## start

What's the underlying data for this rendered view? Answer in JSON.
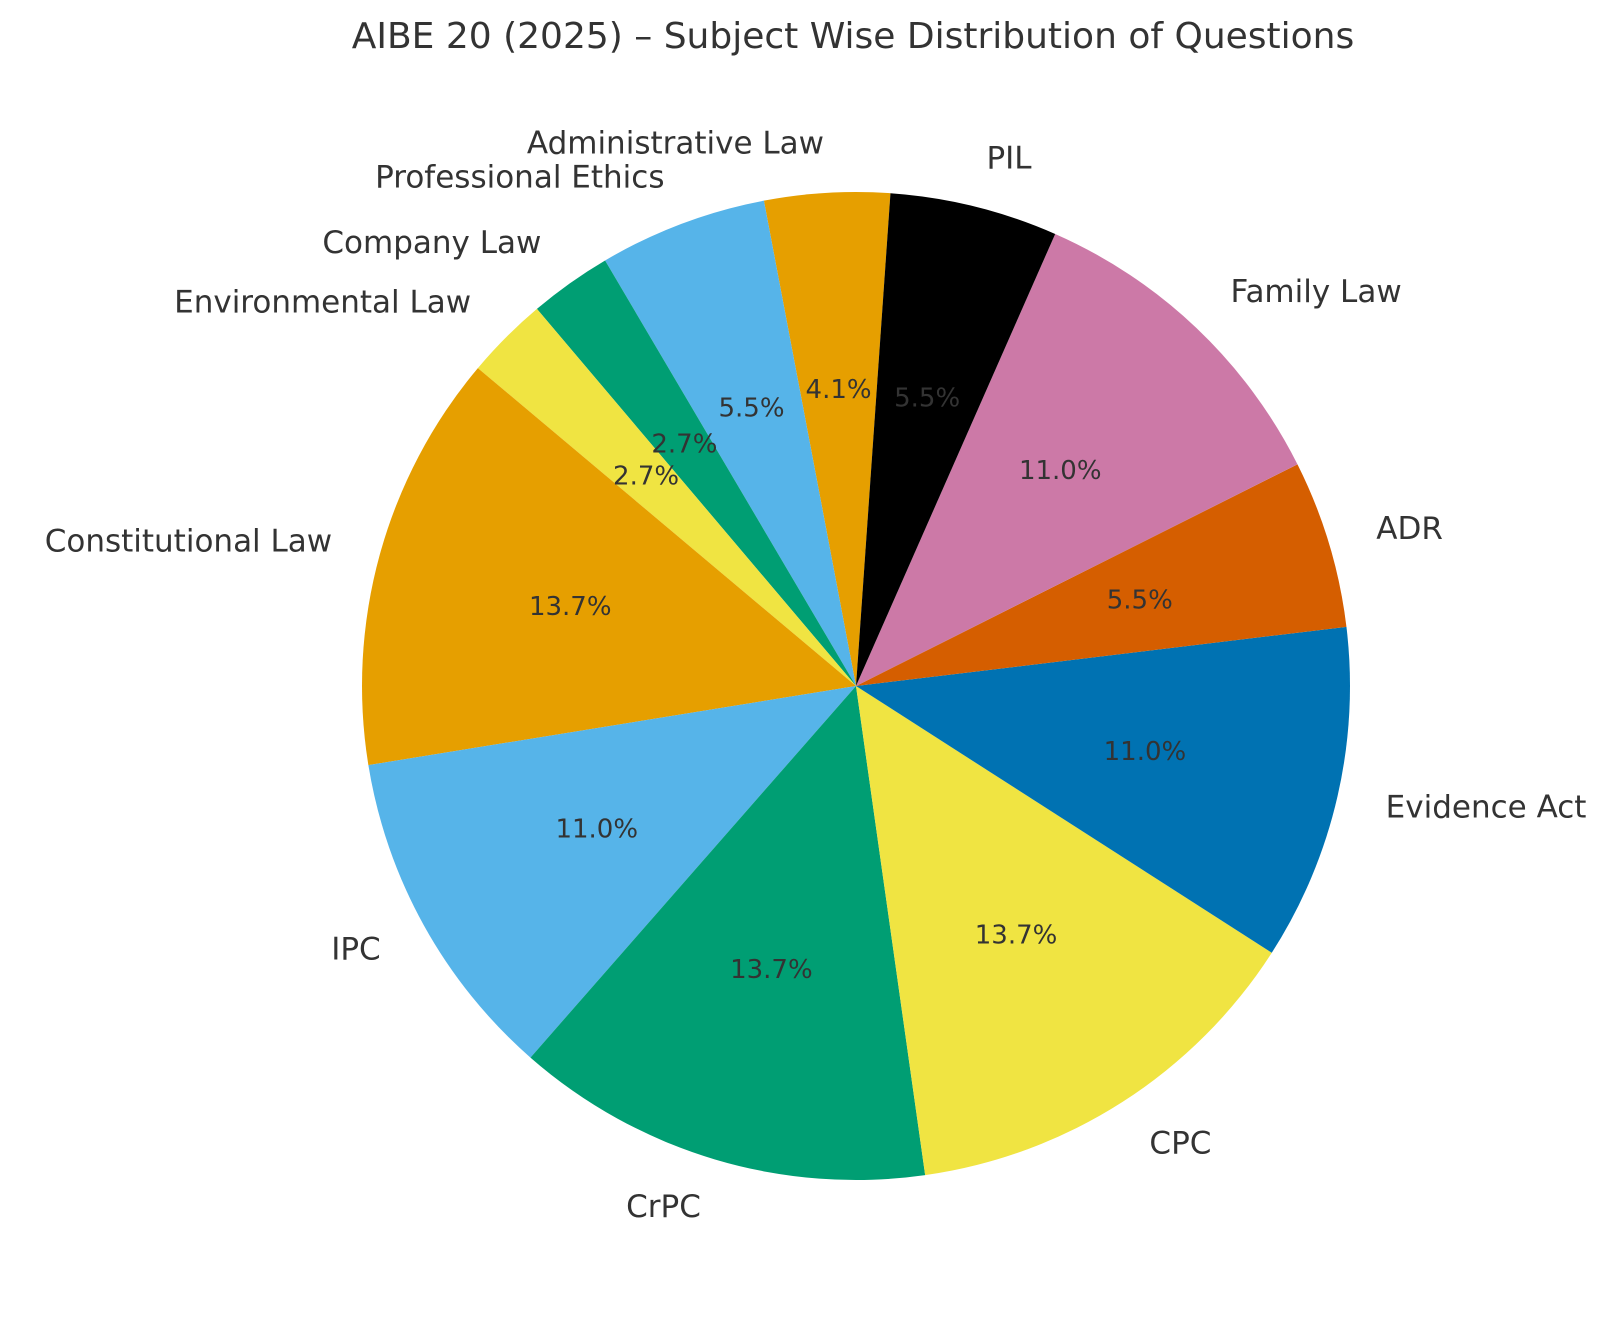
{
  "chart_data": {
    "type": "pie",
    "title": "AIBE 20 (2025) – Subject Wise Distribution of Questions",
    "start_angle_deg": 86,
    "direction": "counterclockwise",
    "slices": [
      {
        "label": "Administrative Law",
        "value": 4.1,
        "pct_label": "4.1%",
        "color": "#E69F00"
      },
      {
        "label": "Professional Ethics",
        "value": 5.5,
        "pct_label": "5.5%",
        "color": "#56B4E9"
      },
      {
        "label": "Company Law",
        "value": 2.7,
        "pct_label": "2.7%",
        "color": "#009E73"
      },
      {
        "label": "Environmental Law",
        "value": 2.7,
        "pct_label": "2.7%",
        "color": "#F0E442"
      },
      {
        "label": "Constitutional Law",
        "value": 13.7,
        "pct_label": "13.7%",
        "color": "#E69F00"
      },
      {
        "label": "IPC",
        "value": 11.0,
        "pct_label": "11.0%",
        "color": "#56B4E9"
      },
      {
        "label": "CrPC",
        "value": 13.7,
        "pct_label": "13.7%",
        "color": "#009E73"
      },
      {
        "label": "CPC",
        "value": 13.7,
        "pct_label": "13.7%",
        "color": "#F0E442"
      },
      {
        "label": "Evidence Act",
        "value": 11.0,
        "pct_label": "11.0%",
        "color": "#0072B2"
      },
      {
        "label": "ADR",
        "value": 5.5,
        "pct_label": "5.5%",
        "color": "#D55E00"
      },
      {
        "label": "Family Law",
        "value": 11.0,
        "pct_label": "11.0%",
        "color": "#CC79A7"
      },
      {
        "label": "PIL",
        "value": 5.5,
        "pct_label": "5.5%",
        "color": "#000000"
      }
    ]
  }
}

## end

**What this task involves**: Take the data above and repeat it exactly, leaving each picture out.

**Output of the task**:
What's the underlying data for this rendered view? Answer in JSON.
{
  "chart_data": {
    "type": "pie",
    "title": "AIBE 20 (2025) – Subject Wise Distribution of Questions",
    "start_angle_deg": 86,
    "direction": "counterclockwise",
    "slices": [
      {
        "label": "Administrative Law",
        "value": 4.1,
        "pct_label": "4.1%",
        "color": "#E69F00"
      },
      {
        "label": "Professional Ethics",
        "value": 5.5,
        "pct_label": "5.5%",
        "color": "#56B4E9"
      },
      {
        "label": "Company Law",
        "value": 2.7,
        "pct_label": "2.7%",
        "color": "#009E73"
      },
      {
        "label": "Environmental Law",
        "value": 2.7,
        "pct_label": "2.7%",
        "color": "#F0E442"
      },
      {
        "label": "Constitutional Law",
        "value": 13.7,
        "pct_label": "13.7%",
        "color": "#E69F00"
      },
      {
        "label": "IPC",
        "value": 11.0,
        "pct_label": "11.0%",
        "color": "#56B4E9"
      },
      {
        "label": "CrPC",
        "value": 13.7,
        "pct_label": "13.7%",
        "color": "#009E73"
      },
      {
        "label": "CPC",
        "value": 13.7,
        "pct_label": "13.7%",
        "color": "#F0E442"
      },
      {
        "label": "Evidence Act",
        "value": 11.0,
        "pct_label": "11.0%",
        "color": "#0072B2"
      },
      {
        "label": "ADR",
        "value": 5.5,
        "pct_label": "5.5%",
        "color": "#D55E00"
      },
      {
        "label": "Family Law",
        "value": 11.0,
        "pct_label": "11.0%",
        "color": "#CC79A7"
      },
      {
        "label": "PIL",
        "value": 5.5,
        "pct_label": "5.5%",
        "color": "#000000"
      }
    ]
  }
}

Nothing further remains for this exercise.